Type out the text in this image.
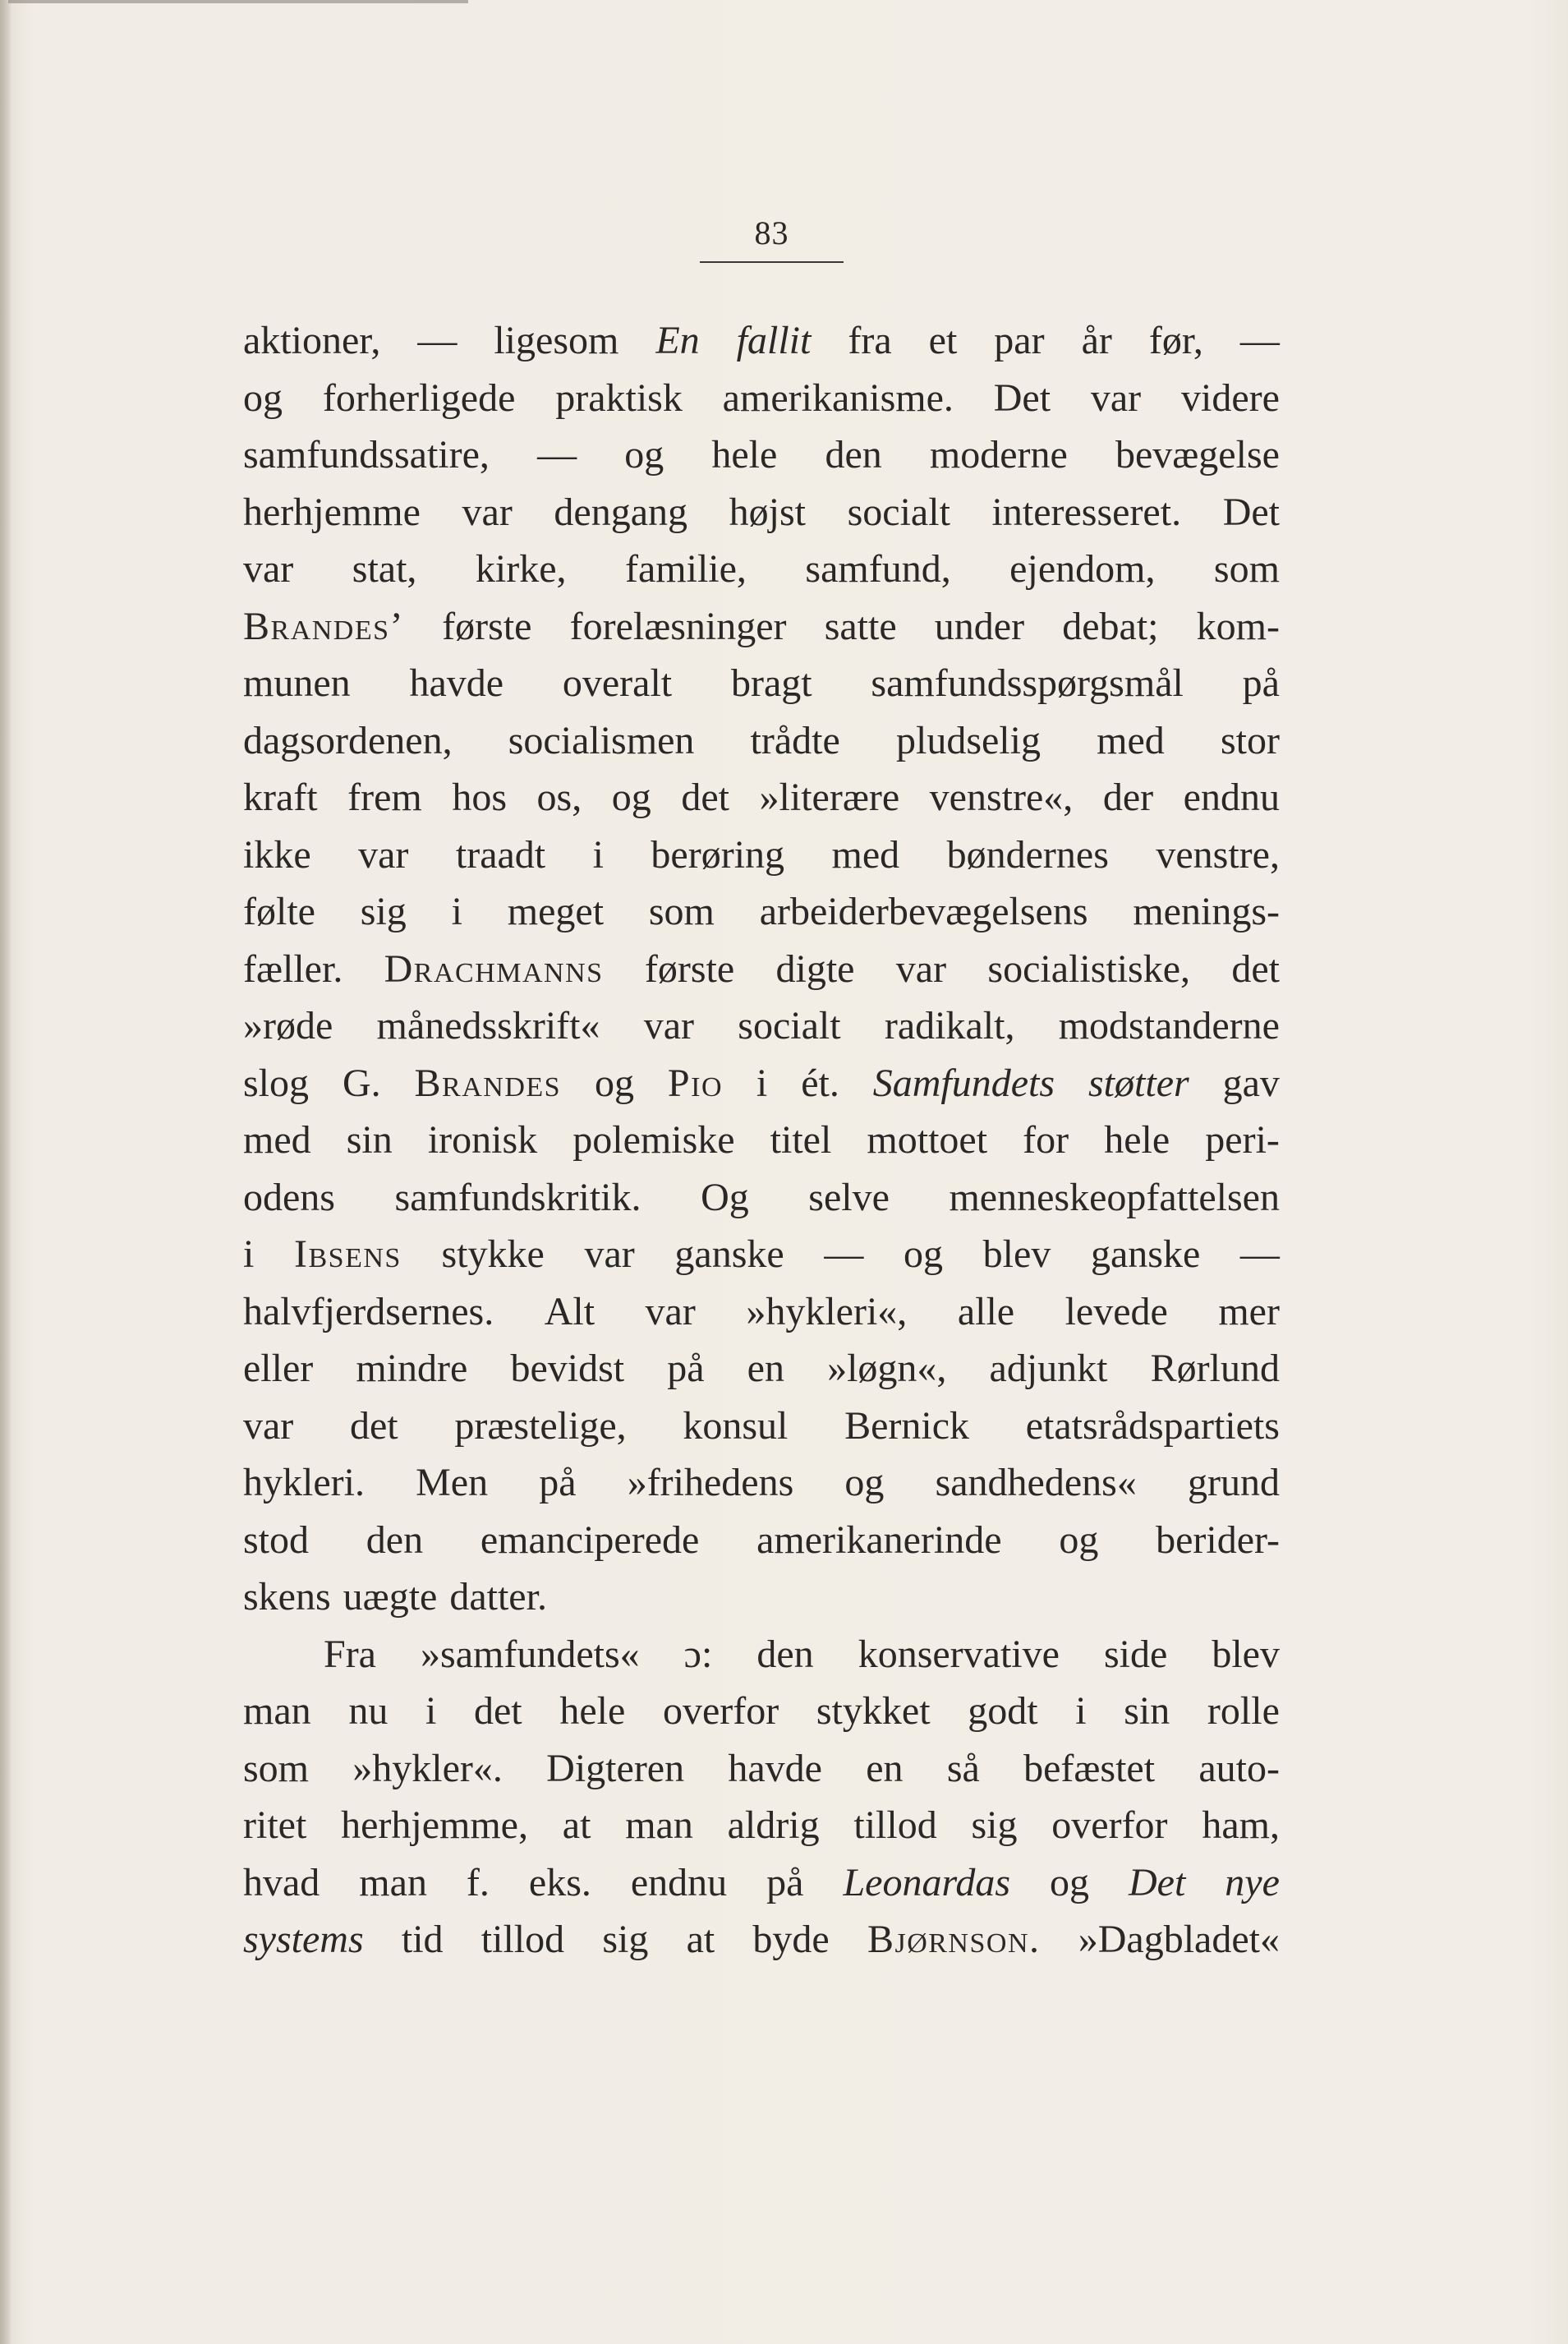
83
aktioner, — ligesom En fallit fra et par år før, —
og forherligede praktisk amerikanisme. Det var videre
samfundssatire, — og hele den moderne bevægelse
herhjemme var dengang højst socialt interesseret. Det
var stat, kirke, familie, samfund, ejendom, som
Brandes’ første forelæsninger satte under debat; kom-
munen havde overalt bragt samfundsspørgsmål på
dagsordenen, socialismen trådte pludselig med stor
kraft frem hos os, og det »literære venstre«, der endnu
ikke var traadt i berøring med bøndernes venstre,
følte sig i meget som arbeiderbevægelsens menings-
fæller. Drachmanns første digte var socialistiske, det
»røde månedsskrift« var socialt radikalt, modstanderne
slog G. Brandes og Pio i ét. Samfundets støtter gav
med sin ironisk polemiske titel mottoet for hele peri-
odens samfundskritik. Og selve menneskeopfattelsen
i Ibsens stykke var ganske — og blev ganske —
halvfjerdsernes. Alt var »hykleri«, alle levede mer
eller mindre bevidst på en »løgn«, adjunkt Rørlund
var det præstelige, konsul Bernick etatsrådspartiets
hykleri. Men på »frihedens og sandhedens« grund
stod den emanciperede amerikanerinde og berider-
skens uægte datter.
Fra »samfundets« ɔ: den konservative side blev
man nu i det hele overfor stykket godt i sin rolle
som »hykler«. Digteren havde en så befæstet auto-
ritet herhjemme, at man aldrig tillod sig overfor ham,
hvad man f. eks. endnu på Leonardas og Det nye
systems tid tillod sig at byde Bjørnson. »Dagbladet«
+--
> **INSTRUCTION**
Reproduce the entries exactly. Do not carry over any picture.

> **EXERCISE ANSWER**
Type out the text in this image.
83
aktioner, — ligesom En fallit fra et par år før, —
og forherligede praktisk amerikanisme. Det var videre
samfundssatire, — og hele den moderne bevægelse
herhjemme var dengang højst socialt interesseret. Det
var stat, kirke, familie, samfund, ejendom, som
Brandes’ første forelæsninger satte under debat; kom-
munen havde overalt bragt samfundsspørgsmål på
dagsordenen, socialismen trådte pludselig med stor
kraft frem hos os, og det »literære venstre«, der endnu
ikke var traadt i berøring med bøndernes venstre,
følte sig i meget som arbeiderbevægelsens menings-
fæller. Drachmanns første digte var socialistiske, det
»røde månedsskrift« var socialt radikalt, modstanderne
slog G. Brandes og Pio i ét. Samfundets støtter gav
med sin ironisk polemiske titel mottoet for hele peri-
odens samfundskritik. Og selve menneskeopfattelsen
i Ibsens stykke var ganske — og blev ganske —
halvfjerdsernes. Alt var »hykleri«, alle levede mer
eller mindre bevidst på en »løgn«, adjunkt Rørlund
var det præstelige, konsul Bernick etatsrådspartiets
hykleri. Men på »frihedens og sandhedens« grund
stod den emanciperede amerikanerinde og berider-
skens uægte datter.
Fra »samfundets« ɔ: den konservative side blev
man nu i det hele overfor stykket godt i sin rolle
som »hykler«. Digteren havde en så befæstet auto-
ritet herhjemme, at man aldrig tillod sig overfor ham,
hvad man f. eks. endnu på Leonardas og Det nye
systems tid tillod sig at byde Bjørnson. »Dagbladet«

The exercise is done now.